(Dataset entries):
====

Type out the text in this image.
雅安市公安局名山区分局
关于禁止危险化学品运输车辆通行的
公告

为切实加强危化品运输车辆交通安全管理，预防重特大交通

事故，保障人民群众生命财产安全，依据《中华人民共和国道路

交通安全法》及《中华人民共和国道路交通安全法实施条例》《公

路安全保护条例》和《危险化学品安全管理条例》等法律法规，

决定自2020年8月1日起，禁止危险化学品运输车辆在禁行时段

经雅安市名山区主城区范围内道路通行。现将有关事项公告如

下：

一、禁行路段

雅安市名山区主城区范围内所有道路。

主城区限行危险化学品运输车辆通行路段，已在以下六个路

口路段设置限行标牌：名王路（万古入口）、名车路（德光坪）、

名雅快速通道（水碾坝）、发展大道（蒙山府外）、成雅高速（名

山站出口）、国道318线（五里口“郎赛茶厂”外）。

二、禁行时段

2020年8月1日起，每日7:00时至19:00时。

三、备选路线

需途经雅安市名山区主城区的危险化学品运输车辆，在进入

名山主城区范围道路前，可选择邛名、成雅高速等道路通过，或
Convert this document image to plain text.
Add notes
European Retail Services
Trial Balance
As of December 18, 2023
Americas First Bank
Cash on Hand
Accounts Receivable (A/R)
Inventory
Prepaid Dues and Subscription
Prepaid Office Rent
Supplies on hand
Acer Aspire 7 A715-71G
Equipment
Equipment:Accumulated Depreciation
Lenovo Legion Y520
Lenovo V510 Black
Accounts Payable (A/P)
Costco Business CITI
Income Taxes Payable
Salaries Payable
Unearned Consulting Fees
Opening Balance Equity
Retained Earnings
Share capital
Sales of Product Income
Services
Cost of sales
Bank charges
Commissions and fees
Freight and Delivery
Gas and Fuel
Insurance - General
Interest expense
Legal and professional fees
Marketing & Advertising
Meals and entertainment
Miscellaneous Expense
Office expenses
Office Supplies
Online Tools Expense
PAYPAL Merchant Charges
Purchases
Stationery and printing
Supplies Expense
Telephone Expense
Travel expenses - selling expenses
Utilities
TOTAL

====

(DIRECTION): Return all of the data precisely as it appears.

(FINAL ANSWER):
Type out the text in this image.
雅安市公安局名山区分局
关于禁止危险化学品运输车辆通行的
公告

为切实加强危化品运输车辆交通安全管理，预防重特大交通

事故，保障人民群众生命财产安全，依据《中华人民共和国道路

交通安全法》及《中华人民共和国道路交通安全法实施条例》《公

路安全保护条例》和《危险化学品安全管理条例》等法律法规，

决定自2020年8月1日起，禁止危险化学品运输车辆在禁行时段

经雅安市名山区主城区范围内道路通行。现将有关事项公告如

下：

一、禁行路段

雅安市名山区主城区范围内所有道路。

主城区限行危险化学品运输车辆通行路段，已在以下六个路

口路段设置限行标牌：名王路（万古入口）、名车路（德光坪）、

名雅快速通道（水碾坝）、发展大道（蒙山府外）、成雅高速（名

山站出口）、国道318线（五里口“郎赛茶厂”外）。

二、禁行时段

2020年8月1日起，每日7:00时至19:00时。

三、备选路线

需途经雅安市名山区主城区的危险化学品运输车辆，在进入

名山主城区范围道路前，可选择邛名、成雅高速等道路通过，或
Convert this document image to plain text.
Add notes
European Retail Services
Trial Balance
As of December 18, 2023
Americas First Bank
Cash on Hand
Accounts Receivable (A/R)
Inventory
Prepaid Dues and Subscription
Prepaid Office Rent
Supplies on hand
Acer Aspire 7 A715-71G
Equipment
Equipment:Accumulated Depreciation
Lenovo Legion Y520
Lenovo V510 Black
Accounts Payable (A/P)
Costco Business CITI
Income Taxes Payable
Salaries Payable
Unearned Consulting Fees
Opening Balance Equity
Retained Earnings
Share capital
Sales of Product Income
Services
Cost of sales
Bank charges
Commissions and fees
Freight and Delivery
Gas and Fuel
Insurance - General
Interest expense
Legal and professional fees
Marketing & Advertising
Meals and entertainment
Miscellaneous Expense
Office expenses
Office Supplies
Online Tools Expense
PAYPAL Merchant Charges
Purchases
Stationery and printing
Supplies Expense
Telephone Expense
Travel expenses - selling expenses
Utilities
TOTAL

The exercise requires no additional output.